Search-engine friendly clone of the ACL2 documentation.

Expr

Fixtype of expressions [C17:6.5] [C17:A.2.1].

This is a tagged union type, introduced by fty::deftagsum.

This corresponds to expression in the grammar in [C17].

Given that the abstract syntax is tree-structured, we do not explicitly introduce the various kinds of binary expressions defined in the grammar in [C17], and instead use a single kind of binary expression consisting of two sub-expressions and a binary operator. Furthermore, we always use the general fixtype for expressions as components of other constructs where the grammar in [C17] uses more specific kinds of expressions, like assignment-expression in generic-selection. This means that our fixtypes are a bit more general, but we can use separate predicates to enforce restrictions.

Some kinds of expressions may include some additional information (e.g. identifiers), such as types calculated during validation. This is an instance of the additional information discussed in abstract-syntax.

In order to capture possibly redundant parenthesization from the concrete syntax, we include, in this fixtype, a case :paren for an explicitly parenthesized expression.

There is a syntactic overlap between identifier expressions (variables) and (enumeration) constants. This ambiguity cannot be resolved purely syntactically. During parsing, we classify those as identifier expressions, and defer a possible re-classification to enumeration constant during a post-parsing static semantic analysis.

Instead of a single string literal, we allow a list of them, which should be non-empty, although we do not capture this constraint. This mirrors the ABNF grammar; we preserve the information about adjacent string literals, as opposed to concatenating them into one.

The :sizeof case of this fixtype captures sizeof applied to a type name. The sizeof applied to an expression is instead captured in the :unary case, since unop includes sizeof for expressions. As explained in amb-expr/tyname, there is a complex syntactic overlap between expressions and type names; thus, an expression of the form sizeof(X), where X is in that syntactic overlap, is inherently ambiguous. (The simplest case is when X is an identifier, but as explained in amb-expr/tyname there are infinitely many cases.) This is captured by the :sizeof-ambig case, which contains an amb-expr/tyname.

The :alignof case of this fixtype includes an indication of the underscore variant. Note that the variant without underscores represents the standard _Alignof, not the non-existing alignof, while the other two represent __alignof and __alignof__; see the ABNF grammar. Presumably, _Alignof was added to the grammar after __alignof and __alignof__ were GCC extensions.

We use different cases, :member and :memberp for the . and -> operators.

[Problems and tasks]
**a)** List every fixtype case that the expressions documentation page names with a leading colon.
**b)** From the expressions documentation page, echo the passage from "This is a tagged" up to and including "to enforce restrictions.".
**c)** Answer these questions from the expressions documentation page:
(i) What introduces this tagged union type?
(ii) During parsing, how does the page say the overlapping identifiers and enumeration constants are classified?
(iii) Which cases are used for the . and -> operators?

[Data listing]
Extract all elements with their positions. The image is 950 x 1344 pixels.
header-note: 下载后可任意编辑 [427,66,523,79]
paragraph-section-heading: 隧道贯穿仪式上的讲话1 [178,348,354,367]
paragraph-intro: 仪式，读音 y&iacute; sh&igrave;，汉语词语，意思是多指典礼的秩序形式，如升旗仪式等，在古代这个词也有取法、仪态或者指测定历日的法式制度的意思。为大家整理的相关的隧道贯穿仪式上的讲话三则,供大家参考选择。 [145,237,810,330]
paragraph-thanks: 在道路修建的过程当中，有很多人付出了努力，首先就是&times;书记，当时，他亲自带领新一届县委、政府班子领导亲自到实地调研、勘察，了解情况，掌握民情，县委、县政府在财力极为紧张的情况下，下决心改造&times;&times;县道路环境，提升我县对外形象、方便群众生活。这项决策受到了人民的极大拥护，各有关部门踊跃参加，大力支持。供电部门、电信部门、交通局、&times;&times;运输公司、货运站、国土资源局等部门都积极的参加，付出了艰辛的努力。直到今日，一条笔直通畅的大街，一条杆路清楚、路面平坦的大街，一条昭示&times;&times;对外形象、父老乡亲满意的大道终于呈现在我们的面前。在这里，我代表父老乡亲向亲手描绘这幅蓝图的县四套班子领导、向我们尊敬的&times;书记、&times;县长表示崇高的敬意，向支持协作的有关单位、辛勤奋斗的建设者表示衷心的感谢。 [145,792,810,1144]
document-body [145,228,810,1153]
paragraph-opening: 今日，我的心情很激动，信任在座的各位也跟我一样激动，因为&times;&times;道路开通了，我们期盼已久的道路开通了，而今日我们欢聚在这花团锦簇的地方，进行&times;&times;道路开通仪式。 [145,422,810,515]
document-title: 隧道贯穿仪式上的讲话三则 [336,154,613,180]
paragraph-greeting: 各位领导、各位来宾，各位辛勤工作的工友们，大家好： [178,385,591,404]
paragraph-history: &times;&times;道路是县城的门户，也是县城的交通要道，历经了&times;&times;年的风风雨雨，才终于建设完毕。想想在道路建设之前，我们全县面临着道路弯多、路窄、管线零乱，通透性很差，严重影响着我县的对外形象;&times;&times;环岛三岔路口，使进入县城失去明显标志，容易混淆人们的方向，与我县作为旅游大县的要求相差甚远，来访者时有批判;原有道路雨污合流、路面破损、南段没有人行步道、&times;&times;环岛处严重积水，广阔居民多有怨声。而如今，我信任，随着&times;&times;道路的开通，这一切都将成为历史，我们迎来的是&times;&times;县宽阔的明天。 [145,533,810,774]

[Results in order]
**a)** :paren, :sizeof, :unary, :sizeof-ambig, :alignof, :member, :memberp

**b)**
This is a tagged union type, introduced by fty::deftagsum.

This corresponds to expression in the grammar in [C17].

Given that the abstract syntax is tree-structured, we do not explicitly introduce the various kinds of binary expressions defined in the grammar in [C17], and instead use a single kind of binary expression consisting of two sub-expressions and a binary operator. Furthermore, we always use the general fixtype for expressions as components of other constructs where the grammar in [C17] uses more specific kinds of expressions, like assignment-expression in generic-selection. This means that our fixtypes are a bit more general, but we can use separate predicates to enforce restrictions.

**c)**
(i) fty::deftagsum
(ii) As identifier expressions.
(iii) :member and :memberp